СПИСОК ЗАДАНИЙ >>
1 > Замените «Романа Михайлова» на «режиссера Михайлова» во фрагменте текста для чтения между словами «Ускользая в отсутствие» и «расцветки и настроения.» включительно и приведите получившийся фрагмент.
2 > Согласуются ли следующие утверждения с текстом для чтения? На каждое ответьте «да» или «нет» и приведите точную цитату из текста, которая это решает. (а) Первый спецпоказ «Жар-птицы» пройдет 13 марта в Москве. (б) Главной работой режиссера в тексте названа картина «Отпуск в октябре». (в) Сравнение фильмографии режиссера с восточным ковром автор считает неточным.

ТЕКСТ ДЛЯ ЧТЕНИЯ >>

Ускользая в отсутствие — «Жар‑птица» и «Надо снимать фильмы о любви»
Начиная с этой недели, к самым неравнодушными начнет прилетать «Жар-птица» Романа Михайлова. Первый спецпоказ — 13 марта в петербургской «Галерее», а полный список городов и сеансов можно посмотреть здесь. О преломлении жанра сказки и особой роли ритуалов в последних фильмах режиссера для 88 номера «Сеанса» писали Маря Плевицкая и Кира Мартыненко‑Гудовская.
Фильмография Романа Михайлова как восточный ковер; сравнение это набило оскомину, но в данном случае предельно точное. Налицо таинственное сплетение узоров, которые, на первый взгляд, кажутся разрозненными и лишенными общего смысла, но стоит отойти подальше — и тайна поддается смотрящему. Каждая деталь узора составляет цельное полотно, даже если они разной формы, расцветки и настроения.
Ковер — мистическая, сказочная вещь. Тем не менее он так же реален, как и мы с вами, — протяни руку и прикоснись. Если в главной своей работе «Отпуск в октябре» режиссер уходил от реальности как можно дальше, взыскуя своего времени и места, то в новой работе «Надо снимать фильмы о любви» фундамент истории все‑таки формирует физический мир, приземляющий героев поближе к камере.

ПРЕДСТАВЛЕННЫЕ ДАННЫЕ >>
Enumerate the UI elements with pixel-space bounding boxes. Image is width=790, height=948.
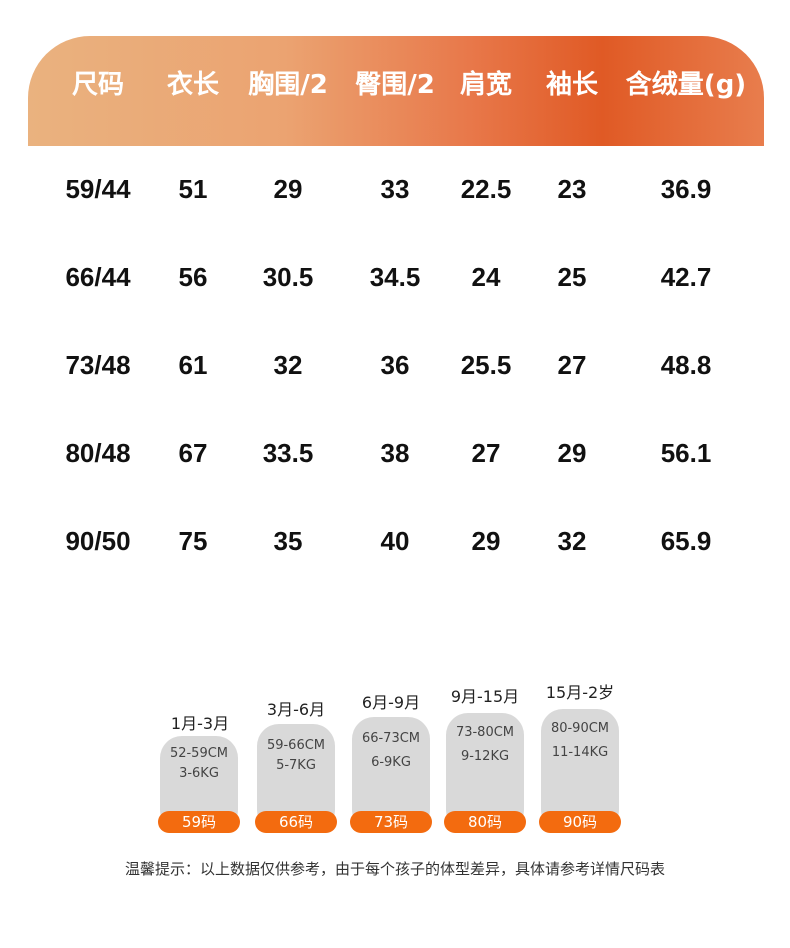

ГОТОВЫЕ ОТВЕТЫ >>
1 >
Ускользая в отсутствие — «Жар‑птица» и «Надо снимать фильмы о любви»
Начиная с этой недели, к самым неравнодушными начнет прилетать «Жар-птица» режиссера Михайлова. Первый спецпоказ — 13 марта в петербургской «Галерее», а полный список городов и сеансов можно посмотреть здесь. О преломлении жанра сказки и особой роли ритуалов в последних фильмах режиссера для 88 номера «Сеанса» писали Маря Плевицкая и Кира Мартыненко‑Гудовская.
Фильмография режиссера Михайлова как восточный ковер; сравнение это набило оскомину, но в данном случае предельно точное. Налицо таинственное сплетение узоров, которые, на первый взгляд, кажутся разрозненными и лишенными общего смысла, но стоит отойти подальше — и тайна поддается смотрящему. Каждая деталь узора составляет цельное полотно, даже если они разной формы, расцветки и настроения.

2 >
(а) Нет: «Первый спецпоказ — 13 марта в петербургской «Галерее»».
(б) Да: «в главной своей работе «Отпуск в октябре»».
(в) Нет: «сравнение это набило оскомину, но в данном случае предельно точное».